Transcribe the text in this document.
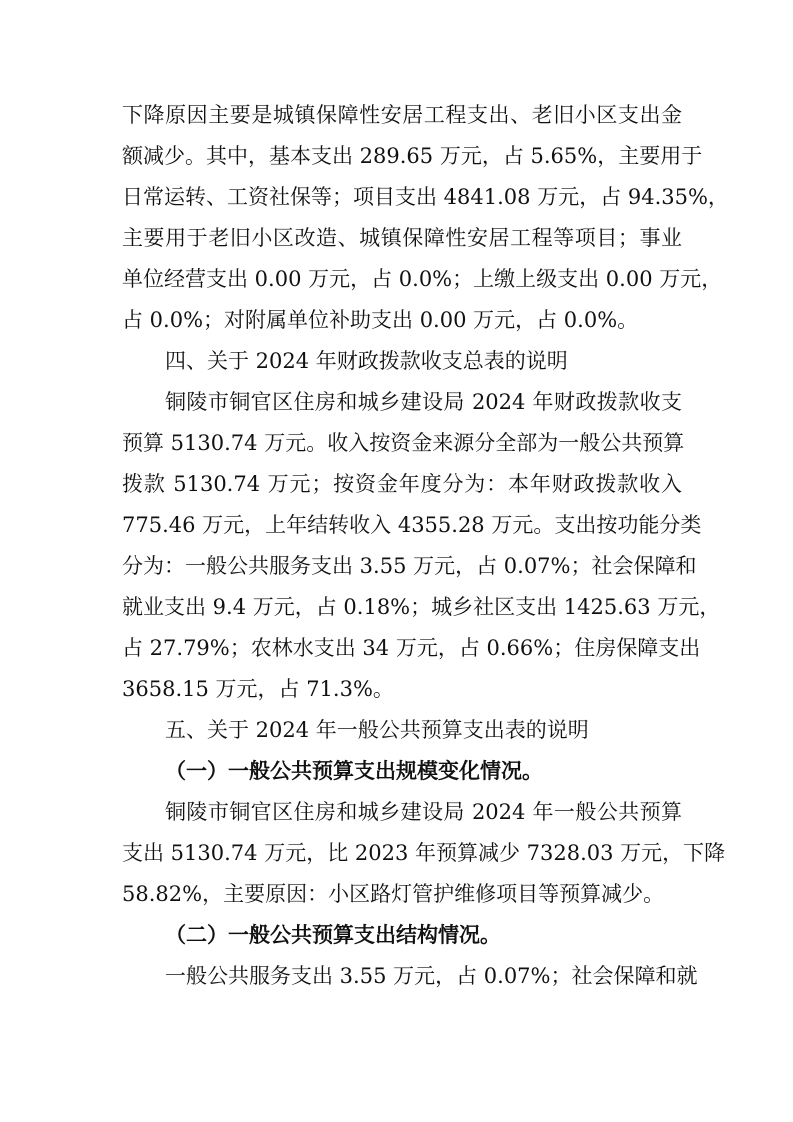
下降原因主要是城镇保障性安居工程支出、老旧小区支出金
额减少。其中，基本支出 289.65 万元，占 5.65%，主要用于
日常运转、工资社保等；项目支出 4841.08 万元，占 94.35%，
主要用于老旧小区改造、城镇保障性安居工程等项目；事业
单位经营支出 0.00 万元，占 0.0%；上缴上级支出 0.00 万元，
占 0.0%；对附属单位补助支出 0.00 万元，占 0.0%。
四、关于 2024 年财政拨款收支总表的说明
铜陵市铜官区住房和城乡建设局 2024 年财政拨款收支
预算 5130.74 万元。收入按资金来源分全部为一般公共预算
拨款 5130.74 万元；按资金年度分为：本年财政拨款收入
775.46 万元，上年结转收入 4355.28 万元。支出按功能分类
分为：一般公共服务支出 3.55 万元，占 0.07%；社会保障和
就业支出 9.4 万元，占 0.18%；城乡社区支出 1425.63 万元，
占 27.79%；农林水支出 34 万元，占 0.66%；住房保障支出
3658.15 万元，占 71.3%。
五、关于 2024 年一般公共预算支出表的说明
（一）一般公共预算支出规模变化情况。
铜陵市铜官区住房和城乡建设局 2024 年一般公共预算
支出 5130.74 万元，比 2023 年预算减少 7328.03 万元，下降
58.82%，主要原因：小区路灯管护维修项目等预算减少。
（二）一般公共预算支出结构情况。
一般公共服务支出 3.55 万元，占 0.07%；社会保障和就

> [Stated task] Track down every line with the word "铜陵市铜官区住房和城乡建设局" and copy it.

> [Output of the task]
铜陵市铜官区住房和城乡建设局 2024 年财政拨款收支
铜陵市铜官区住房和城乡建设局 2024 年一般公共预算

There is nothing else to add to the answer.